> _Exercise details_
Set every record down verbatim and omit the pictures.

> _Material for the task_
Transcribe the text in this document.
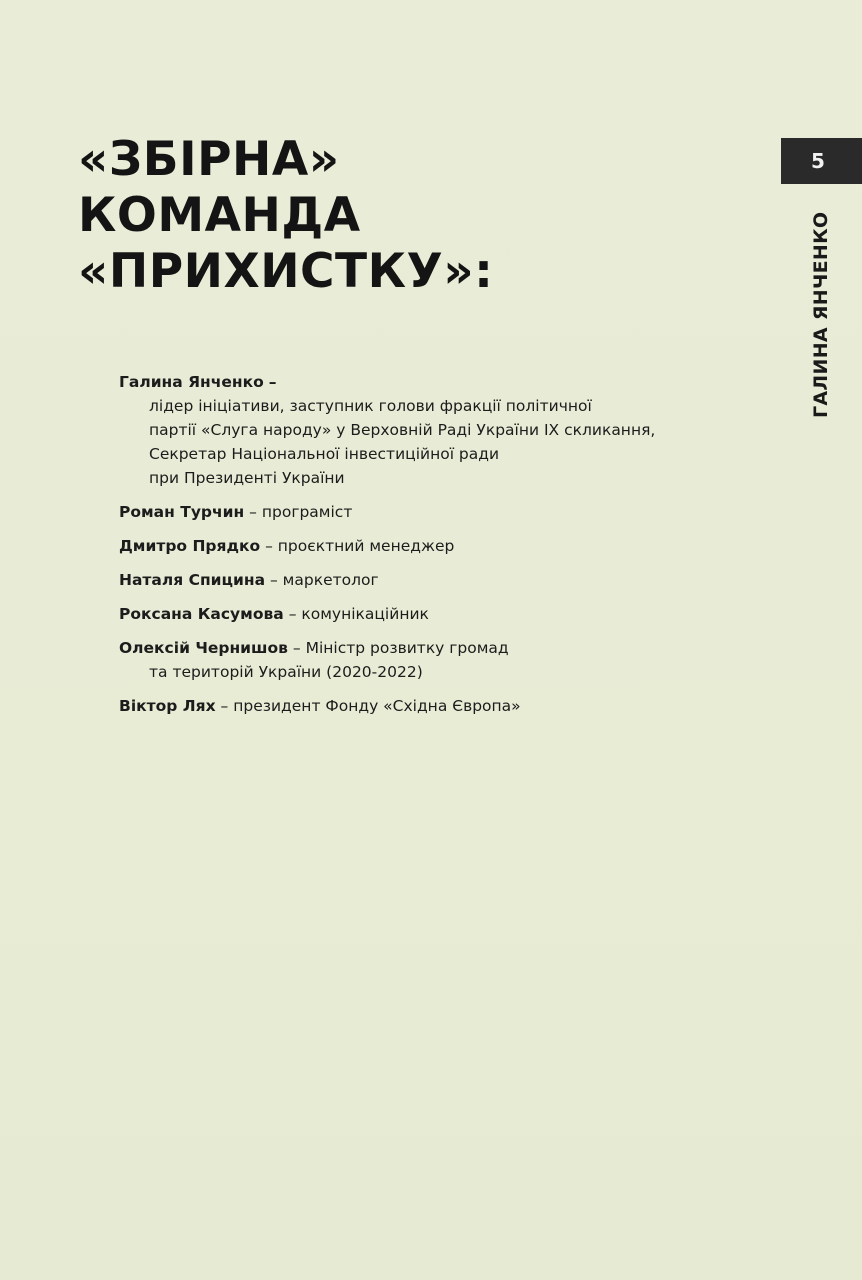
«ЗБІРНА»
КОМАНДА
«ПРИХИСТКУ»:
5
ГАЛИНА ЯНЧЕНКО
Галина Янченко –
лідер ініціативи, заступник голови фракції політичної
партії «Слуга народу» у Верховній Раді України IX скликання,
Секретар Національної інвестиційної ради
при Президенті України
Роман Турчин – програміст
Дмитро Прядко – проєктний менеджер
Наталя Спицина – маркетолог
Роксана Касумова – комунікаційник
Олексій Чернишов – Міністр розвитку громад
та територій України (2020-2022)
Віктор Лях – президент Фонду «Східна Європа»
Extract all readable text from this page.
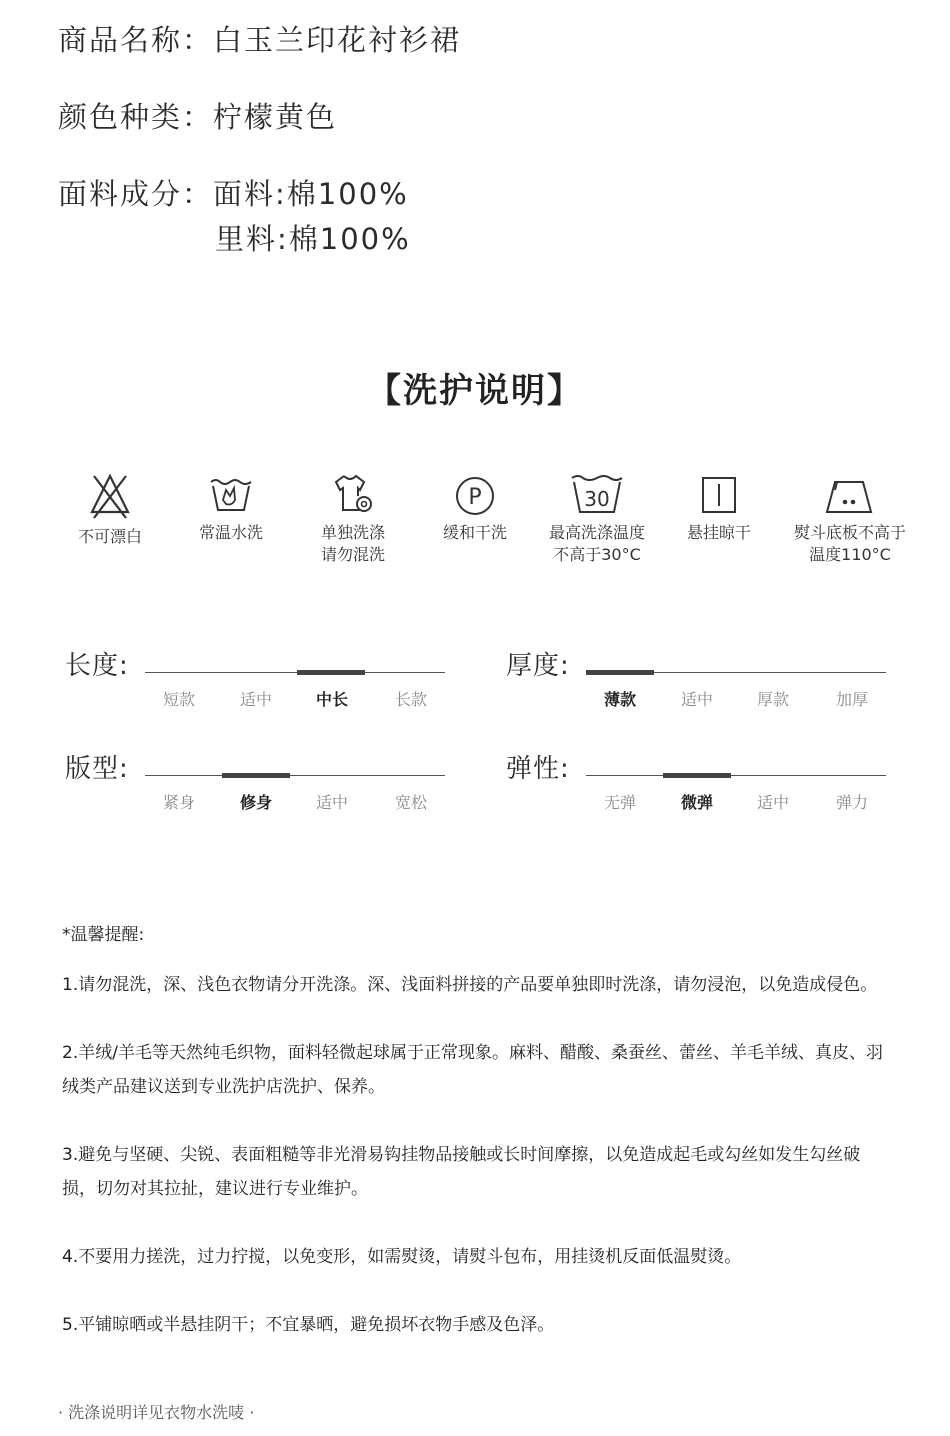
商品名称：白玉兰印花衬衫裙
颜色种类：柠檬黄色
面料成分：面料:棉100%
里料:棉100%
【洗护说明】
不可漂白	常温水洗	单独洗涤
请勿混洗
P
缓和干洗
30
最高洗涤温度
不高于30°C
悬挂晾干	熨斗底板不高于
温度110°C
长度:
短款	适中	中长	长款
厚度:
薄款	适中	厚款	加厚
版型:
紧身	修身	适中	宽松
弹性:
无弹	微弹	适中	弹力
*温馨提醒:
1.请勿混洗，深、浅色衣物请分开洗涤。深、浅面料拼接的产品要单独即时洗涤，请勿浸泡，以免造成侵色。
2.羊绒/羊毛等天然纯毛织物，面料轻微起球属于正常现象。麻料、醋酸、桑蚕丝、蕾丝、羊毛羊绒、真皮、羽绒类产品建议送到专业洗护店洗护、保养。
3.避免与坚硬、尖锐、表面粗糙等非光滑易钩挂物品接触或长时间摩擦，以免造成起毛或勾丝如发生勾丝破损，切勿对其拉扯，建议进行专业维护。
4.不要用力搓洗，过力拧搅，以免变形，如需熨烫，请熨斗包布，用挂烫机反面低温熨烫。
5.平铺晾晒或半悬挂阴干；不宜暴晒，避免损坏衣物手感及色泽。
· 洗涤说明详见衣物水洗唛 ·
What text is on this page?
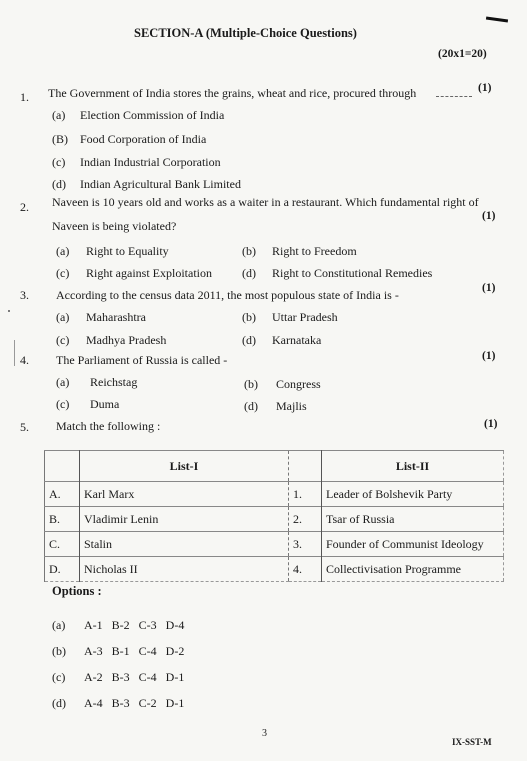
SECTION-A (Multiple-Choice Questions)
(20x1=20)
1. The Government of India stores the grains, wheat and rice, procured through	(1)
(a) Election Commission of India
(B) Food Corporation of India
(c) Indian Industrial Corporation
(d) Indian Agricultural Bank Limited
2. Naveen is 10 years old and works as a waiter in a restaurant. Which fundamental right of
Naveen is being violated?
(1)
(a) Right to Equality	(b) Right to Freedom
(c) Right against Exploitation	(d) Right to Constitutional Remedies
3. According to the census data 2011, the most populous state of India is -	(1)
(a) Maharashtra	(b) Uttar Pradesh
(c) Madhya Pradesh	(d) Karnataka
4. The Parliament of Russia is called -	(1)
(a) Reichstag	(b) Congress
(c) Duma	(d) Majlis
5. Match the following :	(1)
	List-I		List-II
A.	Karl Marx	1.	Leader of Bolshevik Party
B.	Vladimir Lenin	2.	Tsar of Russia
C.	Stalin	3.	Founder of Communist Ideology
D.	Nicholas II	4.	Collectivisation Programme
Options :
(a) A-1   B-2   C-3   D-4
(b) A-3   B-1   C-4   D-2
(c) A-2   B-3   C-4   D-1
(d) A-4   B-3   C-2   D-1
3
IX-SST-M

> _Result of the task_
Transcribe the text in this document.
«ЗБІРНА»
КОМАНДА
«ПРИХИСТКУ»:
5
ГАЛИНА ЯНЧЕНКО
Галина Янченко –
лідер ініціативи, заступник голови фракції політичної
партії «Слуга народу» у Верховній Раді України IX скликання,
Секретар Національної інвестиційної ради
при Президенті України
Роман Турчин – програміст
Дмитро Прядко – проєктний менеджер
Наталя Спицина – маркетолог
Роксана Касумова – комунікаційник
Олексій Чернишов – Міністр розвитку громад
та територій України (2020-2022)
Віктор Лях – президент Фонду «Східна Європа»
Extract all readable text from this page.
商品名称：白玉兰印花衬衫裙
颜色种类：柠檬黄色
面料成分：面料:棉100%
里料:棉100%
【洗护说明】
不可漂白	常温水洗	单独洗涤
请勿混洗
P
缓和干洗
30
最高洗涤温度
不高于30°C
悬挂晾干	熨斗底板不高于
温度110°C
长度:
短款	适中	中长	长款
厚度:
薄款	适中	厚款	加厚
版型:
紧身	修身	适中	宽松
弹性:
无弹	微弹	适中	弹力
*温馨提醒:
1.请勿混洗，深、浅色衣物请分开洗涤。深、浅面料拼接的产品要单独即时洗涤，请勿浸泡，以免造成侵色。
2.羊绒/羊毛等天然纯毛织物，面料轻微起球属于正常现象。麻料、醋酸、桑蚕丝、蕾丝、羊毛羊绒、真皮、羽绒类产品建议送到专业洗护店洗护、保养。
3.避免与坚硬、尖锐、表面粗糙等非光滑易钩挂物品接触或长时间摩擦，以免造成起毛或勾丝如发生勾丝破损，切勿对其拉扯，建议进行专业维护。
4.不要用力搓洗，过力拧搅，以免变形，如需熨烫，请熨斗包布，用挂烫机反面低温熨烫。
5.平铺晾晒或半悬挂阴干；不宜暴晒，避免损坏衣物手感及色泽。
· 洗涤说明详见衣物水洗唛 ·
What text is on this page?
SECTION-A (Multiple-Choice Questions)
(20x1=20)
1. The Government of India stores the grains, wheat and rice, procured through	(1)
(a) Election Commission of India
(B) Food Corporation of India
(c) Indian Industrial Corporation
(d) Indian Agricultural Bank Limited
2. Naveen is 10 years old and works as a waiter in a restaurant. Which fundamental right of
Naveen is being violated?
(1)
(a) Right to Equality	(b) Right to Freedom
(c) Right against Exploitation	(d) Right to Constitutional Remedies
3. According to the census data 2011, the most populous state of India is -	(1)
(a) Maharashtra	(b) Uttar Pradesh
(c) Madhya Pradesh	(d) Karnataka
4. The Parliament of Russia is called -	(1)
(a) Reichstag	(b) Congress
(c) Duma	(d) Majlis
5. Match the following :	(1)
	List-I		List-II
A.	Karl Marx	1.	Leader of Bolshevik Party
B.	Vladimir Lenin	2.	Tsar of Russia
C.	Stalin	3.	Founder of Communist Ideology
D.	Nicholas II	4.	Collectivisation Programme
Options :
(a) A-1   B-2   C-3   D-4
(b) A-3   B-1   C-4   D-2
(c) A-2   B-3   C-4   D-1
(d) A-4   B-3   C-2   D-1
3
IX-SST-M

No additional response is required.